(Records contained in a dataset)
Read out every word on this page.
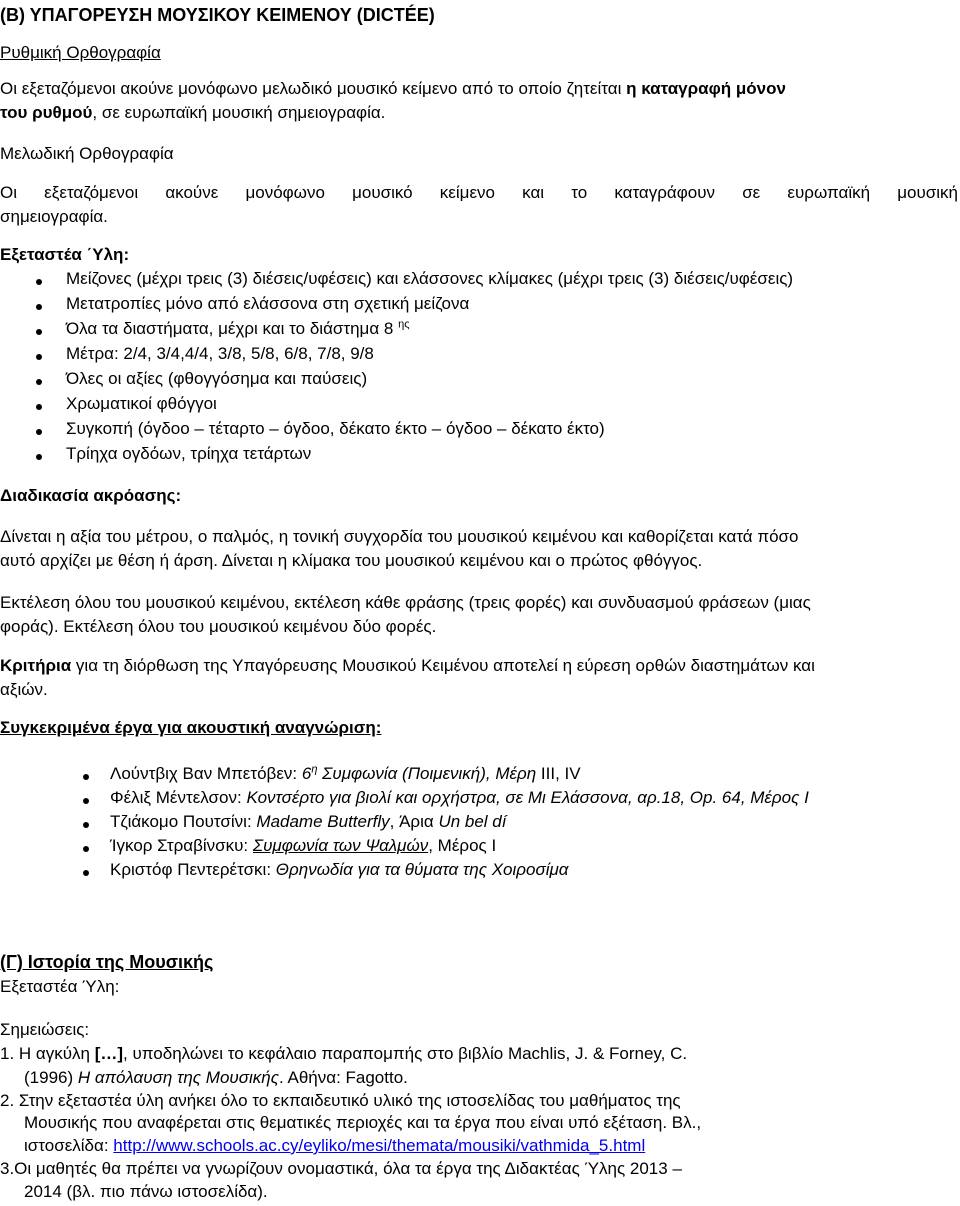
(Β) ΥΠΑΓΟΡΕΥΣΗ ΜΟΥΣΙΚΟΥ ΚΕΙΜΕΝΟΥ (DICTÉE)
Ρυθμική Ορθογραφία
Οι εξεταζόμενοι ακούνε μονόφωνο μελωδικό μουσικό κείμενο από το οποίο ζητείται η καταγραφή μόνον
του ρυθμού, σε ευρωπαϊκή μουσική σημειογραφία.
Μελωδική Ορθογραφία
Οι εξεταζόμενοι ακούνε μονόφωνο μουσικό κείμενο και το καταγράφουν σε ευρωπαϊκή μουσική
σημειογραφία.
Εξεταστέα ΄Υλη:
Μείζονες (μέχρι τρεις (3) διέσεις/υφέσεις) και ελάσσονες κλίμακες (μέχρι τρεις (3) διέσεις/υφέσεις)
Μετατροπίες μόνο από ελάσσονα στη σχετική μείζονα
Όλα τα διαστήματα, μέχρι και το διάστημα 8 $^{\eta\varsigma}$
Μέτρα: 2/4, 3/4,4/4, 3/8, 5/8, 6/8, 7/8, 9/8
Όλες οι αξίες (φθογγόσημα και παύσεις)
Χρωματικοί φθόγγοι
Συγκοπή (όγδοο – τέταρτο – όγδοο, δέκατο έκτο – όγδοο – δέκατο έκτο)
Τρίηχα ογδόων, τρίηχα τετάρτων
Διαδικασία ακρόασης:
Δίνεται η αξία του μέτρου, ο παλμός, η τονική συγχορδία του μουσικού κειμένου και καθορίζεται κατά πόσο
αυτό αρχίζει με θέση ή άρση. Δίνεται η κλίμακα του μουσικού κειμένου και ο πρώτος φθόγγος.
Εκτέλεση όλου του μουσικού κειμένου, εκτέλεση κάθε φράσης (τρεις φορές) και συνδυασμού φράσεων (μιας
φοράς). Εκτέλεση όλου του μουσικού κειμένου δύο φορές.
Κριτήρια για τη διόρθωση της Υπαγόρευσης Μουσικού Κειμένου αποτελεί η εύρεση ορθών διαστημάτων και
αξιών.
Συγκεκριμένα έργα για ακουστική αναγνώριση:
Λούντβιχ Βαν Μπετόβεν: $6^\eta$ Συμφωνία (Ποιμενική), Μέρη III, IV
Φέλιξ Μέντελσον: Κοντσέρτο για βιολί και ορχήστρα, σε Μι Ελάσσονα, αρ.18, Op. 64, Μέρος Ι
Τζιάκομο Πουτσίνι: Madame Butterfly, Άρια Un bel dí
Ίγκορ Στραβίνσκυ: Συμφωνία των Ψαλμών, Μέρος Ι
Κριστόφ Πεντερέτσκι: Θρηνωδία για τα θύματα της Χοιροσίμα
(Γ) Ιστορία της Μουσικής
Εξεταστέα Ύλη:
Σημειώσεις:
1. Η αγκύλη […], υποδηλώνει το κεφάλαιο παραπομπής στο βιβλίο Machlis, J. & Forney, C.
(1996) Η απόλαυση της Μουσικής. Αθήνα: Fagotto.
2. Στην εξεταστέα ύλη ανήκει όλο το εκπαιδευτικό υλικό της ιστοσελίδας του μαθήματος της
Μουσικής που αναφέρεται στις θεματικές περιοχές και τα έργα που είναι υπό εξέταση. Βλ.,
ιστοσελίδα: http://www.schools.ac.cy/eyliko/mesi/themata/mousiki/vathmida_5.html
3.Οι μαθητές θα πρέπει να γνωρίζουν ονομαστικά, όλα τα έργα της Διδακτέας Ύλης 2013 –
2014 (βλ. πιο πάνω ιστοσελίδα).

→ **Goal of the exercise**: All of the material above should be reproduced exactly, except the pictures.

→ **Complete answer**:
Read out every word on this page.
(Β) ΥΠΑΓΟΡΕΥΣΗ ΜΟΥΣΙΚΟΥ ΚΕΙΜΕΝΟΥ (DICTÉE)
Ρυθμική Ορθογραφία
Οι εξεταζόμενοι ακούνε μονόφωνο μελωδικό μουσικό κείμενο από το οποίο ζητείται η καταγραφή μόνον
του ρυθμού, σε ευρωπαϊκή μουσική σημειογραφία.
Μελωδική Ορθογραφία
Οι εξεταζόμενοι ακούνε μονόφωνο μουσικό κείμενο και το καταγράφουν σε ευρωπαϊκή μουσική
σημειογραφία.
Εξεταστέα ΄Υλη:
Μείζονες (μέχρι τρεις (3) διέσεις/υφέσεις) και ελάσσονες κλίμακες (μέχρι τρεις (3) διέσεις/υφέσεις)
Μετατροπίες μόνο από ελάσσονα στη σχετική μείζονα
Όλα τα διαστήματα, μέχρι και το διάστημα 8 $^{\eta\varsigma}$
Μέτρα: 2/4, 3/4,4/4, 3/8, 5/8, 6/8, 7/8, 9/8
Όλες οι αξίες (φθογγόσημα και παύσεις)
Χρωματικοί φθόγγοι
Συγκοπή (όγδοο – τέταρτο – όγδοο, δέκατο έκτο – όγδοο – δέκατο έκτο)
Τρίηχα ογδόων, τρίηχα τετάρτων
Διαδικασία ακρόασης:
Δίνεται η αξία του μέτρου, ο παλμός, η τονική συγχορδία του μουσικού κειμένου και καθορίζεται κατά πόσο
αυτό αρχίζει με θέση ή άρση. Δίνεται η κλίμακα του μουσικού κειμένου και ο πρώτος φθόγγος.
Εκτέλεση όλου του μουσικού κειμένου, εκτέλεση κάθε φράσης (τρεις φορές) και συνδυασμού φράσεων (μιας
φοράς). Εκτέλεση όλου του μουσικού κειμένου δύο φορές.
Κριτήρια για τη διόρθωση της Υπαγόρευσης Μουσικού Κειμένου αποτελεί η εύρεση ορθών διαστημάτων και
αξιών.
Συγκεκριμένα έργα για ακουστική αναγνώριση:
Λούντβιχ Βαν Μπετόβεν: $6^\eta$ Συμφωνία (Ποιμενική), Μέρη III, IV
Φέλιξ Μέντελσον: Κοντσέρτο για βιολί και ορχήστρα, σε Μι Ελάσσονα, αρ.18, Op. 64, Μέρος Ι
Τζιάκομο Πουτσίνι: Madame Butterfly, Άρια Un bel dí
Ίγκορ Στραβίνσκυ: Συμφωνία των Ψαλμών, Μέρος Ι
Κριστόφ Πεντερέτσκι: Θρηνωδία για τα θύματα της Χοιροσίμα
(Γ) Ιστορία της Μουσικής
Εξεταστέα Ύλη:
Σημειώσεις:
1. Η αγκύλη […], υποδηλώνει το κεφάλαιο παραπομπής στο βιβλίο Machlis, J. & Forney, C.
(1996) Η απόλαυση της Μουσικής. Αθήνα: Fagotto.
2. Στην εξεταστέα ύλη ανήκει όλο το εκπαιδευτικό υλικό της ιστοσελίδας του μαθήματος της
Μουσικής που αναφέρεται στις θεματικές περιοχές και τα έργα που είναι υπό εξέταση. Βλ.,
ιστοσελίδα: http://www.schools.ac.cy/eyliko/mesi/themata/mousiki/vathmida_5.html
3.Οι μαθητές θα πρέπει να γνωρίζουν ονομαστικά, όλα τα έργα της Διδακτέας Ύλης 2013 –
2014 (βλ. πιο πάνω ιστοσελίδα).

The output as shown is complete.